▶ _EXERCISE AIM_: From the listing below, return each line that includes "accompanied".

[Data entries]
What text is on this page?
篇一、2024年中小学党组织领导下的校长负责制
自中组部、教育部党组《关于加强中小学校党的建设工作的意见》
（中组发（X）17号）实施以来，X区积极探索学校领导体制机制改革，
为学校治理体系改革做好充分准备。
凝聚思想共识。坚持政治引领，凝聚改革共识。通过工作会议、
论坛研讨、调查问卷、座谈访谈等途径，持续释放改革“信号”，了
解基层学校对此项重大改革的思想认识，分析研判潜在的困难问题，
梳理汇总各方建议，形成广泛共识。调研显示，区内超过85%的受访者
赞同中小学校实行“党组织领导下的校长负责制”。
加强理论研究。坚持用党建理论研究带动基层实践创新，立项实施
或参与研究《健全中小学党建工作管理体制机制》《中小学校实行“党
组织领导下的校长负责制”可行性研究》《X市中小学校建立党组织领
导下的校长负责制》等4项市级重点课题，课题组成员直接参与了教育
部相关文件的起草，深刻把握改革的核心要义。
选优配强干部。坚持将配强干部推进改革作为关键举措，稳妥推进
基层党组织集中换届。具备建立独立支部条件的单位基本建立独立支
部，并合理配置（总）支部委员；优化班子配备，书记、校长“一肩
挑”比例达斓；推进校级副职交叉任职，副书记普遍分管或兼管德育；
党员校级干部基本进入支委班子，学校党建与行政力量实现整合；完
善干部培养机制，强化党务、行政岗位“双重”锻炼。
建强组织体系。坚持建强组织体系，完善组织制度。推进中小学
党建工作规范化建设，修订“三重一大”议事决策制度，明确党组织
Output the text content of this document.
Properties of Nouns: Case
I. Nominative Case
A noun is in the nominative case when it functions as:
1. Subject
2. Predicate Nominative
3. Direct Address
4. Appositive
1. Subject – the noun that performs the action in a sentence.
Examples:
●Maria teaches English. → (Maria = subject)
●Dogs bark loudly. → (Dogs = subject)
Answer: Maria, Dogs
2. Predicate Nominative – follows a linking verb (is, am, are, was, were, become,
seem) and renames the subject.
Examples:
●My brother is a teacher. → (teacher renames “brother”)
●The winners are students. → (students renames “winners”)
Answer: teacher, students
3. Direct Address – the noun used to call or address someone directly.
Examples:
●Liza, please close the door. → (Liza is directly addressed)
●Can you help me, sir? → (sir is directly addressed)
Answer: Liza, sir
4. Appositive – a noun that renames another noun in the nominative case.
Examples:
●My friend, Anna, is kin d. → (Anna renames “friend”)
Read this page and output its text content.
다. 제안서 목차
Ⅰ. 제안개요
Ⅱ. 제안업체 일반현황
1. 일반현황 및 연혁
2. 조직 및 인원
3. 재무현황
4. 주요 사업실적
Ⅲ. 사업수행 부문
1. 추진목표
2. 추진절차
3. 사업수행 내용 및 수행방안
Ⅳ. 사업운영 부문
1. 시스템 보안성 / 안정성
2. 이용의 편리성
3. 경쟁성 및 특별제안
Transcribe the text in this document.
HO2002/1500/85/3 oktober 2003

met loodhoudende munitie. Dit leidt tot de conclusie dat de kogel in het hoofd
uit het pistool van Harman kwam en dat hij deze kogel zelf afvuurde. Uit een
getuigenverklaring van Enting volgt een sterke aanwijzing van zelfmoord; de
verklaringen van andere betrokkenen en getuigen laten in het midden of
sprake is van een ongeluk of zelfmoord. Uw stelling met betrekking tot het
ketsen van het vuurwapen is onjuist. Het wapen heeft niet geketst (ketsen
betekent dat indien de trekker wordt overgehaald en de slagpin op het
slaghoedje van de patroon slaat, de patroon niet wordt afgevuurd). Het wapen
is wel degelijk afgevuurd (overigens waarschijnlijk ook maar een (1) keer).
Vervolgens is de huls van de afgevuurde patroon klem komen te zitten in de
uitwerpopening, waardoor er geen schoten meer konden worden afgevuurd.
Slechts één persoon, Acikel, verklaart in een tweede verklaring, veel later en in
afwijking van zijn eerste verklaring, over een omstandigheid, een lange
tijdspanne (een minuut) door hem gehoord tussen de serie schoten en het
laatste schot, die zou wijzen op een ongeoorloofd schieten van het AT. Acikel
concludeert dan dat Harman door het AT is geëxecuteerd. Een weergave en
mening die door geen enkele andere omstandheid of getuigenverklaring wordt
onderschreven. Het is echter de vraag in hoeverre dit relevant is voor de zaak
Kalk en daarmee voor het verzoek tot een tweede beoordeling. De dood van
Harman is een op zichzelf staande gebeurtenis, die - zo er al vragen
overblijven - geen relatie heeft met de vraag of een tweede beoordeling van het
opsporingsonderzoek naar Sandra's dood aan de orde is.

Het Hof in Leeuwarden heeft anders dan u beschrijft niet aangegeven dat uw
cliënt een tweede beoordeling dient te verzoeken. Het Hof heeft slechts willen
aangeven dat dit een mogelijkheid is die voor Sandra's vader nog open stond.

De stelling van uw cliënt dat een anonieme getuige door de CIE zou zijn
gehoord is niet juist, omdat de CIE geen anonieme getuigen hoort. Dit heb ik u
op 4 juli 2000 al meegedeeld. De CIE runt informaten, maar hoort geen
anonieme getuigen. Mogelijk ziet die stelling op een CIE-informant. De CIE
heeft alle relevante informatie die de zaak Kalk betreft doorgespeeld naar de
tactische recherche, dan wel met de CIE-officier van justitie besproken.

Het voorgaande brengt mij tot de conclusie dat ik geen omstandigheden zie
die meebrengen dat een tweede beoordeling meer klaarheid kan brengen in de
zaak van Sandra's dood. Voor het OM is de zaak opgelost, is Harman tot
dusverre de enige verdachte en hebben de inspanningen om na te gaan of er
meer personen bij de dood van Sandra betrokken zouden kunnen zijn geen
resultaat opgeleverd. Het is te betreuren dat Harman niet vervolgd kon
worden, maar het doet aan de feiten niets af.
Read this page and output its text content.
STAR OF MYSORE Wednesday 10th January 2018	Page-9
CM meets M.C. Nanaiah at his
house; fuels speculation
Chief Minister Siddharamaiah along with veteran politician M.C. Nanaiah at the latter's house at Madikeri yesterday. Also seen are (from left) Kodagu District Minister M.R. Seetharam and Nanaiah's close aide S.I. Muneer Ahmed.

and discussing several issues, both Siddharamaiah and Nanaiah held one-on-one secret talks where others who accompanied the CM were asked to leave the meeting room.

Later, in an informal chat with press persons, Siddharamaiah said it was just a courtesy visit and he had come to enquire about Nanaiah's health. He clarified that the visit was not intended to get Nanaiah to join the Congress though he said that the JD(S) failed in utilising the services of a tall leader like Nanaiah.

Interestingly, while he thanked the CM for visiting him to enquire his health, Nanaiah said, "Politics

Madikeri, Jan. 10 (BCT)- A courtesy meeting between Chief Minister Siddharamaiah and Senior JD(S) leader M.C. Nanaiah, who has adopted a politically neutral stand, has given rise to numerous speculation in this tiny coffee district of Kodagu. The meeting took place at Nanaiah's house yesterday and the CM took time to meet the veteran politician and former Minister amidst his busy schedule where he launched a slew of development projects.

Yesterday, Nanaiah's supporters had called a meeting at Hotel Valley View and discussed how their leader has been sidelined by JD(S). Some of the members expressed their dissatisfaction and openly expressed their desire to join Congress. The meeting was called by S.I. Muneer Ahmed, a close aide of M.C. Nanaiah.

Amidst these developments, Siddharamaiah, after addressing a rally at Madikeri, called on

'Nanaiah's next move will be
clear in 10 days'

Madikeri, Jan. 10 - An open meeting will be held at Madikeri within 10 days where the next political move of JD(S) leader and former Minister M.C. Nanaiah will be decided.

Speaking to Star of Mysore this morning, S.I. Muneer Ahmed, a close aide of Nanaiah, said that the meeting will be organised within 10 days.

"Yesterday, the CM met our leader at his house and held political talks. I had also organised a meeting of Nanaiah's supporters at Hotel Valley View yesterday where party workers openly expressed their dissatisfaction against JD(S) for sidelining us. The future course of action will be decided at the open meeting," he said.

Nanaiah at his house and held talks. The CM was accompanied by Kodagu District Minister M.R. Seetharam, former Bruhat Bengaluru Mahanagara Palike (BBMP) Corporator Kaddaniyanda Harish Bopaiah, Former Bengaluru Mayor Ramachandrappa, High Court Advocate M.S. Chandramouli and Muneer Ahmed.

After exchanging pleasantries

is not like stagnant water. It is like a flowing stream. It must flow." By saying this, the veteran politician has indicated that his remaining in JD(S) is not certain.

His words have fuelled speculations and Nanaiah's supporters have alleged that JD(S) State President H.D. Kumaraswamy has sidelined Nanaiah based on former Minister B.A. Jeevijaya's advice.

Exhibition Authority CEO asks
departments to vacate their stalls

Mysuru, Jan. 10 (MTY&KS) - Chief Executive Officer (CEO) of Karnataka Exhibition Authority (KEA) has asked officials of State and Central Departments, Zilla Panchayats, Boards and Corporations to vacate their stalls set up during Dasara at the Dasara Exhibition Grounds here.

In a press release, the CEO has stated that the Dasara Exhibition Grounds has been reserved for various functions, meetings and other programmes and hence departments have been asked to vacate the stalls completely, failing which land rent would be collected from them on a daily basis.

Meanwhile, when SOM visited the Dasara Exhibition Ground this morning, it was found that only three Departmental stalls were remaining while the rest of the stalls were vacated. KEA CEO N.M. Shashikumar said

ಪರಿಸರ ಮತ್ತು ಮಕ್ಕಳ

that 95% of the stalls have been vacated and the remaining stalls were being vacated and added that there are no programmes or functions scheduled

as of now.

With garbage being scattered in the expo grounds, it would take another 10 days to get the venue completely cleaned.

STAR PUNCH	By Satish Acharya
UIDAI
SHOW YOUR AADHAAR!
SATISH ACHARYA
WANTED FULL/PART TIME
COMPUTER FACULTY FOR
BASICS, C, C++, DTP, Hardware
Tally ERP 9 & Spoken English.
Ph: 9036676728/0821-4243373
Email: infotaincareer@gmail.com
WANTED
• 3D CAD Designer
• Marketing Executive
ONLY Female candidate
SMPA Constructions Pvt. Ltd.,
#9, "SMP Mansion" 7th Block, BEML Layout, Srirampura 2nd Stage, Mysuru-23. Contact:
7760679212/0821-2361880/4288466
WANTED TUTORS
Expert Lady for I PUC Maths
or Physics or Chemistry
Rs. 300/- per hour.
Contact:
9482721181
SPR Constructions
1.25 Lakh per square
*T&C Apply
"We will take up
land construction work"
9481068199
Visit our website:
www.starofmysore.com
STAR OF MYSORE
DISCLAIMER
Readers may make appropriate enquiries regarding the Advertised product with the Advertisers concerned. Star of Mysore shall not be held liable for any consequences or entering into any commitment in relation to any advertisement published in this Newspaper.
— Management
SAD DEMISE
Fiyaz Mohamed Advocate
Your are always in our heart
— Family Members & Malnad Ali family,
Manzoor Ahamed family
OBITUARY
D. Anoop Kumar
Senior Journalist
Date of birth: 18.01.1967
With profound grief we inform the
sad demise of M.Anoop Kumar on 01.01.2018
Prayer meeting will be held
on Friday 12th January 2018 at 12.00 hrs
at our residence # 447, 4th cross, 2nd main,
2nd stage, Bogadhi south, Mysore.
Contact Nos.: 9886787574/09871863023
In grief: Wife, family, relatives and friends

▶ _WORKED SOLUTION_:
and discussing several issues, both Siddharamaiah and Nanaiah held one-on-one secret talks where others who accompanied the CM were asked to leave the meeting room.
Nanaiah at his house and held talks. The CM was accompanied by Kodagu District Minister M.R. Seetharam, former Bruhat Bengaluru Mahanagara Palike (BBMP) Corporator Kaddaniyanda Harish Bopaiah, Former Bengaluru Mayor Ramachandrappa, High Court Advocate M.S. Chandramouli and Muneer Ahmed.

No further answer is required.